- **WRITTEN TASK**: For every line in the records that has the word "hepatitis", make a copy.

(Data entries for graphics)
================================
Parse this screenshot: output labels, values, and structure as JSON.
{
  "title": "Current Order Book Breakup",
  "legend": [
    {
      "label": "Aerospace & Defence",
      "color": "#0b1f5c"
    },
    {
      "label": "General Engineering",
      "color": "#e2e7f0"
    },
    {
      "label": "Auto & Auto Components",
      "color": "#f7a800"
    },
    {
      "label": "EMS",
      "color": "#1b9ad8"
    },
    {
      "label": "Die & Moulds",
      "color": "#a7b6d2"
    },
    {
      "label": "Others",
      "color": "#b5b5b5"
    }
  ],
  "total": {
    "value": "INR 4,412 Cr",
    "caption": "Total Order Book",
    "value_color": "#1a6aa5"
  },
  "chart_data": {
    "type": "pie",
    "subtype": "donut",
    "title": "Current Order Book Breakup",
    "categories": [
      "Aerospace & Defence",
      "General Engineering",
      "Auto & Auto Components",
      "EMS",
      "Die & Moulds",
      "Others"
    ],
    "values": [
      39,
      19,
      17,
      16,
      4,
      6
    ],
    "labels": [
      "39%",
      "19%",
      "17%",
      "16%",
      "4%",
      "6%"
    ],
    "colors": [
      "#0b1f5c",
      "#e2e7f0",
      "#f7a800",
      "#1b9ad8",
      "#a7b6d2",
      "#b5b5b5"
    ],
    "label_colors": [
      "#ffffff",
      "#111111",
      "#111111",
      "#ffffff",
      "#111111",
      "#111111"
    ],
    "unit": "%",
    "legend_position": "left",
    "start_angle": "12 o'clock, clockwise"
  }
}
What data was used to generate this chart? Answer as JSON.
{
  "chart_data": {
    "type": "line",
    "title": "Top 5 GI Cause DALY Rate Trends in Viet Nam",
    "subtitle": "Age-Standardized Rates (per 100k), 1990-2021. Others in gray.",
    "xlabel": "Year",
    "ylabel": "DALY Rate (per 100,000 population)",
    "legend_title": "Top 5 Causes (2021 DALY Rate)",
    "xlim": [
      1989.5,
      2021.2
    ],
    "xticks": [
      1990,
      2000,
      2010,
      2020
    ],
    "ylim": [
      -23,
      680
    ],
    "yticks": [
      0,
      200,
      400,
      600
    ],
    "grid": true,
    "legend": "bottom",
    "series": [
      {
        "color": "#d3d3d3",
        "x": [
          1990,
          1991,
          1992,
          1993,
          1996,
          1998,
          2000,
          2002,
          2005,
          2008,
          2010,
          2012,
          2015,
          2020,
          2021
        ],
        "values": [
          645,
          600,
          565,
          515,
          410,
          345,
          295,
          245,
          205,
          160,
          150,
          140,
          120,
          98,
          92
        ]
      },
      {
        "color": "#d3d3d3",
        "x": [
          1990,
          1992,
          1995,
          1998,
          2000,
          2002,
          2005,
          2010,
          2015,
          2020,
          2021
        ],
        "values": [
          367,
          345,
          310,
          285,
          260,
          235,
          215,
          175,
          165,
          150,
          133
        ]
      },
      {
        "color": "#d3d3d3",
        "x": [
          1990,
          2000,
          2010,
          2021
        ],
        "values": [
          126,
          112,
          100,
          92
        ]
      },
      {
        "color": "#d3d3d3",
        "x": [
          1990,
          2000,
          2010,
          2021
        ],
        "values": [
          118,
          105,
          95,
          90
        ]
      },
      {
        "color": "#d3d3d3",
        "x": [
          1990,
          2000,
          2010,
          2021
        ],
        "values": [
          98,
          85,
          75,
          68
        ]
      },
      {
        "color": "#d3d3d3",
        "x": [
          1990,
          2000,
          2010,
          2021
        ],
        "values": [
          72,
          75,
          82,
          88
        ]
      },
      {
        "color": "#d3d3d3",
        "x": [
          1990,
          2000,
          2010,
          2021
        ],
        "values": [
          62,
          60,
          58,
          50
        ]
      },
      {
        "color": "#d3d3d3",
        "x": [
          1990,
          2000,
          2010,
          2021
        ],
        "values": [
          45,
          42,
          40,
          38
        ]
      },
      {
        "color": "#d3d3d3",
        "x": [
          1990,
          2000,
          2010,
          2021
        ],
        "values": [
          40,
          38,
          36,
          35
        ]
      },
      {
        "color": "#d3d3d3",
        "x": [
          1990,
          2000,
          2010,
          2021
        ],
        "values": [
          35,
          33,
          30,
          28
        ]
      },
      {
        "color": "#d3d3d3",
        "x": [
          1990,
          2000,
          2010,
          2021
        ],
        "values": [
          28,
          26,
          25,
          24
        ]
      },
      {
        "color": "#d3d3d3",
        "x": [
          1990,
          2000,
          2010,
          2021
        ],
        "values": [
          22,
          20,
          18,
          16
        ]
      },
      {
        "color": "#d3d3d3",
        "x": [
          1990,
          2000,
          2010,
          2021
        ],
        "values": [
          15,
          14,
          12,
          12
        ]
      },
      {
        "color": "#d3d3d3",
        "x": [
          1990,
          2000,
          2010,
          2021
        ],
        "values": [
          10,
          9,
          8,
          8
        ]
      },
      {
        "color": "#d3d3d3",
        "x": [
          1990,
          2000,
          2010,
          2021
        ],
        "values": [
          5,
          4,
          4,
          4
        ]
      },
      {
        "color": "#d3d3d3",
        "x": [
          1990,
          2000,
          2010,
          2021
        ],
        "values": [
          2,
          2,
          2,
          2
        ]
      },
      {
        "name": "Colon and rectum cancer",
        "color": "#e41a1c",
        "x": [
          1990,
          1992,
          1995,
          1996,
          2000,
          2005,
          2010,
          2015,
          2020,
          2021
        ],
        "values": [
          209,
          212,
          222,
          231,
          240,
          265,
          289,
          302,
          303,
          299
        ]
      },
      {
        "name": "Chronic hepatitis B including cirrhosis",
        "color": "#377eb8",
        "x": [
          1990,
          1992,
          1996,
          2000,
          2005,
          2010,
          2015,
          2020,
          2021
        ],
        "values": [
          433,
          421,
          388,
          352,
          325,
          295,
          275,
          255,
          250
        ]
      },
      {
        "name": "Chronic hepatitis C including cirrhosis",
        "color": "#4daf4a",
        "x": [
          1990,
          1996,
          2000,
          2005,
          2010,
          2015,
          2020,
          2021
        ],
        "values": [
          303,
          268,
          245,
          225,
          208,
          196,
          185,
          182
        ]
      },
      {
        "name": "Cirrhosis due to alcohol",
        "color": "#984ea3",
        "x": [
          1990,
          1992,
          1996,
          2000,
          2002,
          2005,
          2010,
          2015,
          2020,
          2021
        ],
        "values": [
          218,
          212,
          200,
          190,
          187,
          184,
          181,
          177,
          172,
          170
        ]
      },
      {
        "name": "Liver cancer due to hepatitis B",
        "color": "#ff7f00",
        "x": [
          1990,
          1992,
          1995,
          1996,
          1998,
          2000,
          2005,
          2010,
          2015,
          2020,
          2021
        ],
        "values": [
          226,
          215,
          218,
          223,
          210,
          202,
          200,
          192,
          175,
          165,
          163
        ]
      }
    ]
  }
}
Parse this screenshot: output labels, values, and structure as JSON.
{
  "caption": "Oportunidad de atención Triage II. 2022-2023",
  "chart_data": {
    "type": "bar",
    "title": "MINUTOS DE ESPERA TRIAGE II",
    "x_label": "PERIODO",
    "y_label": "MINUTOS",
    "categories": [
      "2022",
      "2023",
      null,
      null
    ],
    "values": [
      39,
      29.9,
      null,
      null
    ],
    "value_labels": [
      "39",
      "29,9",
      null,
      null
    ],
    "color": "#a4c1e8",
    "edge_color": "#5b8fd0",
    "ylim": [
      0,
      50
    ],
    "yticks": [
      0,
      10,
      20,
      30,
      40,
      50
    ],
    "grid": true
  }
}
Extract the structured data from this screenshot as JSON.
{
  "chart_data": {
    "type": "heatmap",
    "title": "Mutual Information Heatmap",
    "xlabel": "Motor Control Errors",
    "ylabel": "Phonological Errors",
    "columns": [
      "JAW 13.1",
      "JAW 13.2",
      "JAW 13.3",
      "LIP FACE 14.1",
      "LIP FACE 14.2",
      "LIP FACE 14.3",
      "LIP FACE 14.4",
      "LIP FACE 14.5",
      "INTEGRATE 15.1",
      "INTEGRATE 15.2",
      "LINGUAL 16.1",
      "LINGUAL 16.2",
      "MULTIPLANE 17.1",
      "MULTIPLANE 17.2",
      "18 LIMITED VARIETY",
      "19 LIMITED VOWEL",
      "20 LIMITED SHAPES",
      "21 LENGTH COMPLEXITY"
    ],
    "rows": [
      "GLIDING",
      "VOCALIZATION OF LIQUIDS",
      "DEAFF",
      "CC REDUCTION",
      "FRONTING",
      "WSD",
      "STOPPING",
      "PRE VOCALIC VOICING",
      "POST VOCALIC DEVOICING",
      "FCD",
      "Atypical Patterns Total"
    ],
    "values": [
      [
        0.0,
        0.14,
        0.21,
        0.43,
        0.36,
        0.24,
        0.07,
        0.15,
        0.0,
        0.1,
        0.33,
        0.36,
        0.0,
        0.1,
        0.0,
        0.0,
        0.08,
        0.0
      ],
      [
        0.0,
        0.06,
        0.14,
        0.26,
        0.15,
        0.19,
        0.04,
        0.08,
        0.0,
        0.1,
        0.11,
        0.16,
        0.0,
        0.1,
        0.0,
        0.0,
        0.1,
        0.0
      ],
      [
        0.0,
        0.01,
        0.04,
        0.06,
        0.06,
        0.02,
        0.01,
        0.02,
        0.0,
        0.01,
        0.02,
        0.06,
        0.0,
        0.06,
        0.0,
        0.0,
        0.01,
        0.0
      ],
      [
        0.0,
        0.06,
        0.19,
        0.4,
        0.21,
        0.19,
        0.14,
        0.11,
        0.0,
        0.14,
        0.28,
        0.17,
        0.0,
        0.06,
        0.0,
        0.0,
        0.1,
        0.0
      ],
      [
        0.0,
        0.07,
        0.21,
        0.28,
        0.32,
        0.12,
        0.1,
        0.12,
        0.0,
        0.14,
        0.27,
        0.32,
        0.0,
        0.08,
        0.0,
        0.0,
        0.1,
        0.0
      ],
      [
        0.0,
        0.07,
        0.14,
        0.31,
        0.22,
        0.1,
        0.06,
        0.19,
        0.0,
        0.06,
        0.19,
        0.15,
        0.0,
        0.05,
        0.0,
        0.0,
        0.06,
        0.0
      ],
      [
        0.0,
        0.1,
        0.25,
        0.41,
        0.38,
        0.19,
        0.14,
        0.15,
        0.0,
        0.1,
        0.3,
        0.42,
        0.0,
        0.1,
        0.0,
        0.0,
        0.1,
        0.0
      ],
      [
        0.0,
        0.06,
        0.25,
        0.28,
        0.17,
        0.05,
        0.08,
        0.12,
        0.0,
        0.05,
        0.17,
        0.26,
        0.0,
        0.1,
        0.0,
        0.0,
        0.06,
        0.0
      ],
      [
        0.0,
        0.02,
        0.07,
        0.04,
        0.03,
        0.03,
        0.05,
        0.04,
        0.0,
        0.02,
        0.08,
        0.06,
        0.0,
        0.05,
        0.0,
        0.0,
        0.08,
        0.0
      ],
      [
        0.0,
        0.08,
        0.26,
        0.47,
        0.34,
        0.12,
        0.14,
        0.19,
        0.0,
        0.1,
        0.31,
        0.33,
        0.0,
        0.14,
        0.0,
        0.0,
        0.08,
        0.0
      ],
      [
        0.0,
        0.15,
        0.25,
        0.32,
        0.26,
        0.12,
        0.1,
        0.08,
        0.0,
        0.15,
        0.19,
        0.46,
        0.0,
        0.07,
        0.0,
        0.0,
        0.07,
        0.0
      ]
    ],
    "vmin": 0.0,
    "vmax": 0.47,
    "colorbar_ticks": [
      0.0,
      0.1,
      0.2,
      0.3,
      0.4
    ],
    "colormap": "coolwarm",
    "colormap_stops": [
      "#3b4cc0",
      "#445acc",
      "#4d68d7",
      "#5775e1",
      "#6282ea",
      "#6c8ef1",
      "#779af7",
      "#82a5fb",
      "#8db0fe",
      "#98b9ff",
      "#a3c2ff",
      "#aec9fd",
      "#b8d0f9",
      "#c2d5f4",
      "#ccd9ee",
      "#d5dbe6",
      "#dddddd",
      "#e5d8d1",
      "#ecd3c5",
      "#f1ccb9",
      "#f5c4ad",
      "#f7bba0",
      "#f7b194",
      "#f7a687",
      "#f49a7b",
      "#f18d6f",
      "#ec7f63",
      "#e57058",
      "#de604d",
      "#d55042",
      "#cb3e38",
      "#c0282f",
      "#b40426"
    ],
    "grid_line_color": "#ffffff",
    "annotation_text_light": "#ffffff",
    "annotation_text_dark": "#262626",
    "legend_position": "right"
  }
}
================================
- **WRITTEN ANSWER**:
        "name": "Chronic hepatitis B including cirrhosis",
        "name": "Chronic hepatitis C including cirrhosis",
        "name": "Liver cancer due to hepatitis B",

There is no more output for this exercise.